◆ The exercise ◆
Rewrite the entries below, replacing every "Point" with "Marker" and keeping everything else the same. Omit the pictures from your answer.

= = =

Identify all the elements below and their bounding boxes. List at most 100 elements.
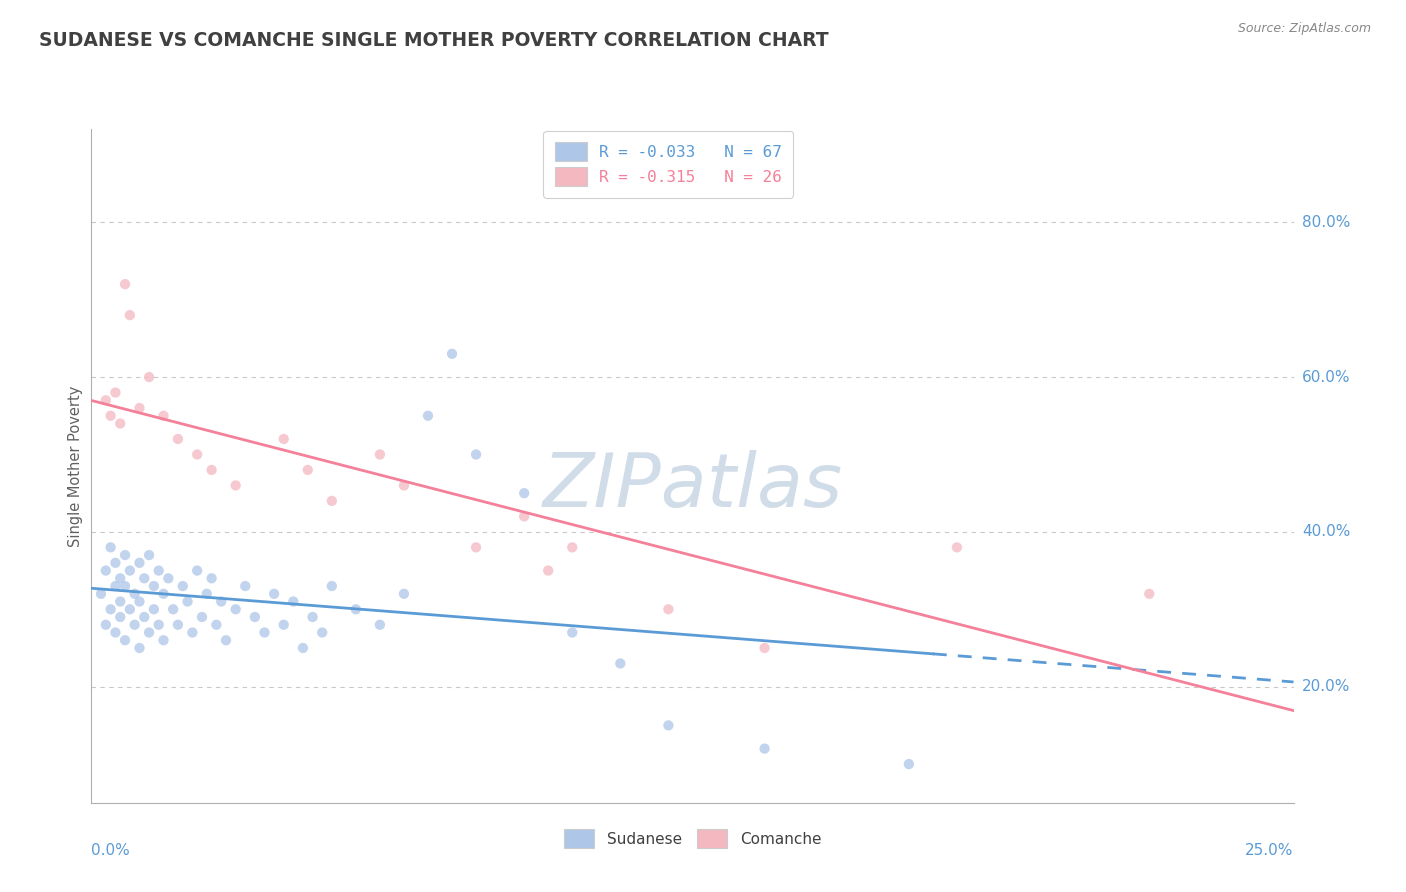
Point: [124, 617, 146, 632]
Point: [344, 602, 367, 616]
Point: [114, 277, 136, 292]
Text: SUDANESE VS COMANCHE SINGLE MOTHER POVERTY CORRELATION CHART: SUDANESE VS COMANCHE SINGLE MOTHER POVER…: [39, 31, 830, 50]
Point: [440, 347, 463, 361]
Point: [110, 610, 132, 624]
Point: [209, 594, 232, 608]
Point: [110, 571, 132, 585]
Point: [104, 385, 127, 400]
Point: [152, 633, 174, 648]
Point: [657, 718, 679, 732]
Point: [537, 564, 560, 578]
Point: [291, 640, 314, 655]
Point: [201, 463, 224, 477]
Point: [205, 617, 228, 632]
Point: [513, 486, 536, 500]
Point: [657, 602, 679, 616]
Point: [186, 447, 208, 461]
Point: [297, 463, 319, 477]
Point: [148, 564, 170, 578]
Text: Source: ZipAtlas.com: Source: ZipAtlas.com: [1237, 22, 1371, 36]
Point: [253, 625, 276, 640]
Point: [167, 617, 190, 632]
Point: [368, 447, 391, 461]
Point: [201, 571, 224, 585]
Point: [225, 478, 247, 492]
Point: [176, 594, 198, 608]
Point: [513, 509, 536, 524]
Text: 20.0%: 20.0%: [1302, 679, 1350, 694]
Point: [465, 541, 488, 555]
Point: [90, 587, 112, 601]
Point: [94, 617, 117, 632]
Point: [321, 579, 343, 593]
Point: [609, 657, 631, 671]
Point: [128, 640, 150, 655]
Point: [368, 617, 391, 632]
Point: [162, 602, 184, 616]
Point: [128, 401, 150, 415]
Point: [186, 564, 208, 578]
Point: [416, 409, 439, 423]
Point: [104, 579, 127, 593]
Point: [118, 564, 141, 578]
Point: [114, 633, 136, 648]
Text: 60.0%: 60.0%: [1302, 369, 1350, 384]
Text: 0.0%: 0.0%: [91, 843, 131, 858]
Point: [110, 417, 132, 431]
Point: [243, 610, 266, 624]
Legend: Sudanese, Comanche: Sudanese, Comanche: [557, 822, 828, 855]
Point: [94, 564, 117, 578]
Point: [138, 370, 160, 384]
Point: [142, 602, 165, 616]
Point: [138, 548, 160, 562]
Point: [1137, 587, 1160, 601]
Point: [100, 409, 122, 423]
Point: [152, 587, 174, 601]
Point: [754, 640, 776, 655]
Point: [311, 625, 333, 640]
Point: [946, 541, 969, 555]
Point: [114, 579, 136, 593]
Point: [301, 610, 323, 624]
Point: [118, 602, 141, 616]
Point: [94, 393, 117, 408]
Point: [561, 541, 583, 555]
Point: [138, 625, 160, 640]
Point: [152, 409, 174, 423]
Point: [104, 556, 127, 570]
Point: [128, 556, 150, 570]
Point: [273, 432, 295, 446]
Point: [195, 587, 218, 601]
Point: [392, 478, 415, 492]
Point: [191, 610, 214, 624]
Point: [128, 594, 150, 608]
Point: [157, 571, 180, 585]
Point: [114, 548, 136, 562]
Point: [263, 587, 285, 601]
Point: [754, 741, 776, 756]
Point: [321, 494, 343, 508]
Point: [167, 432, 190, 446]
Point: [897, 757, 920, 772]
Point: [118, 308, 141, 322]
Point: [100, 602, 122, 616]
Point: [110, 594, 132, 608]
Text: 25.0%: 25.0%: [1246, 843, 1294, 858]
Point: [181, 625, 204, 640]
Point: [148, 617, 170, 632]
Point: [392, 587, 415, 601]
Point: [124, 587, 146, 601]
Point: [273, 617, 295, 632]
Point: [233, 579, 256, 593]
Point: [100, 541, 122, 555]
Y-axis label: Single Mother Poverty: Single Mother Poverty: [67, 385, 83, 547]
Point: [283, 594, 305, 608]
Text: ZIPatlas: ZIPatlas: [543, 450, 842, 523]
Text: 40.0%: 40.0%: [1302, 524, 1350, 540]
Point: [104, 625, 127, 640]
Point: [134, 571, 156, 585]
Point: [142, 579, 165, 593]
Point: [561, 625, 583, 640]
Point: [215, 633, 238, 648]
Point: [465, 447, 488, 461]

= = =

◆ Complete output ◆
Identify all the elements below and their bounding boxes. List at most 100 elements.
Marker: [124, 617, 146, 632]
Marker: [344, 602, 367, 616]
Marker: [114, 277, 136, 292]
Text: SUDANESE VS COMANCHE SINGLE MOTHER POVERTY CORRELATION CHART: SUDANESE VS COMANCHE SINGLE MOTHER POVER…: [39, 31, 830, 50]
Marker: [440, 347, 463, 361]
Marker: [110, 610, 132, 624]
Marker: [209, 594, 232, 608]
Marker: [110, 571, 132, 585]
Marker: [104, 385, 127, 400]
Marker: [152, 633, 174, 648]
Marker: [657, 718, 679, 732]
Marker: [537, 564, 560, 578]
Marker: [291, 640, 314, 655]
Marker: [201, 463, 224, 477]
Marker: [205, 617, 228, 632]
Marker: [513, 486, 536, 500]
Marker: [657, 602, 679, 616]
Marker: [186, 447, 208, 461]
Marker: [297, 463, 319, 477]
Marker: [148, 564, 170, 578]
Text: Source: ZipAtlas.com: Source: ZipAtlas.com: [1237, 22, 1371, 36]
Marker: [253, 625, 276, 640]
Marker: [167, 617, 190, 632]
Marker: [368, 447, 391, 461]
Marker: [201, 571, 224, 585]
Marker: [225, 478, 247, 492]
Marker: [176, 594, 198, 608]
Marker: [513, 509, 536, 524]
Text: 20.0%: 20.0%: [1302, 679, 1350, 694]
Marker: [465, 541, 488, 555]
Marker: [90, 587, 112, 601]
Marker: [94, 617, 117, 632]
Marker: [321, 579, 343, 593]
Marker: [609, 657, 631, 671]
Marker: [128, 640, 150, 655]
Marker: [368, 617, 391, 632]
Marker: [162, 602, 184, 616]
Marker: [128, 401, 150, 415]
Marker: [186, 564, 208, 578]
Marker: [416, 409, 439, 423]
Marker: [104, 579, 127, 593]
Marker: [118, 564, 141, 578]
Marker: [114, 633, 136, 648]
Text: 60.0%: 60.0%: [1302, 369, 1350, 384]
Text: 0.0%: 0.0%: [91, 843, 131, 858]
Marker: [110, 417, 132, 431]
Marker: [243, 610, 266, 624]
Legend: Sudanese, Comanche: Sudanese, Comanche: [557, 822, 828, 855]
Marker: [94, 564, 117, 578]
Marker: [138, 370, 160, 384]
Marker: [142, 602, 165, 616]
Marker: [138, 548, 160, 562]
Marker: [1137, 587, 1160, 601]
Marker: [100, 409, 122, 423]
Marker: [152, 587, 174, 601]
Marker: [754, 640, 776, 655]
Marker: [311, 625, 333, 640]
Marker: [946, 541, 969, 555]
Marker: [114, 579, 136, 593]
Marker: [301, 610, 323, 624]
Marker: [118, 602, 141, 616]
Marker: [94, 393, 117, 408]
Marker: [561, 541, 583, 555]
Marker: [138, 625, 160, 640]
Marker: [152, 409, 174, 423]
Marker: [104, 556, 127, 570]
Marker: [128, 556, 150, 570]
Marker: [273, 432, 295, 446]
Marker: [195, 587, 218, 601]
Marker: [392, 478, 415, 492]
Marker: [191, 610, 214, 624]
Marker: [128, 594, 150, 608]
Marker: [157, 571, 180, 585]
Marker: [114, 548, 136, 562]
Marker: [263, 587, 285, 601]
Marker: [754, 741, 776, 756]
Marker: [321, 494, 343, 508]
Marker: [167, 432, 190, 446]
Marker: [897, 757, 920, 772]
Marker: [118, 308, 141, 322]
Marker: [100, 602, 122, 616]
Marker: [110, 594, 132, 608]
Text: 25.0%: 25.0%: [1246, 843, 1294, 858]
Marker: [181, 625, 204, 640]
Marker: [148, 617, 170, 632]
Marker: [392, 587, 415, 601]
Marker: [124, 587, 146, 601]
Marker: [273, 617, 295, 632]
Marker: [233, 579, 256, 593]
Marker: [100, 541, 122, 555]
Y-axis label: Single Mother Poverty: Single Mother Poverty: [67, 385, 83, 547]
Marker: [283, 594, 305, 608]
Text: ZIPatlas: ZIPatlas: [543, 450, 842, 523]
Text: 40.0%: 40.0%: [1302, 524, 1350, 540]
Marker: [104, 625, 127, 640]
Marker: [134, 571, 156, 585]
Marker: [142, 579, 165, 593]
Marker: [561, 625, 583, 640]
Marker: [215, 633, 238, 648]
Marker: [465, 447, 488, 461]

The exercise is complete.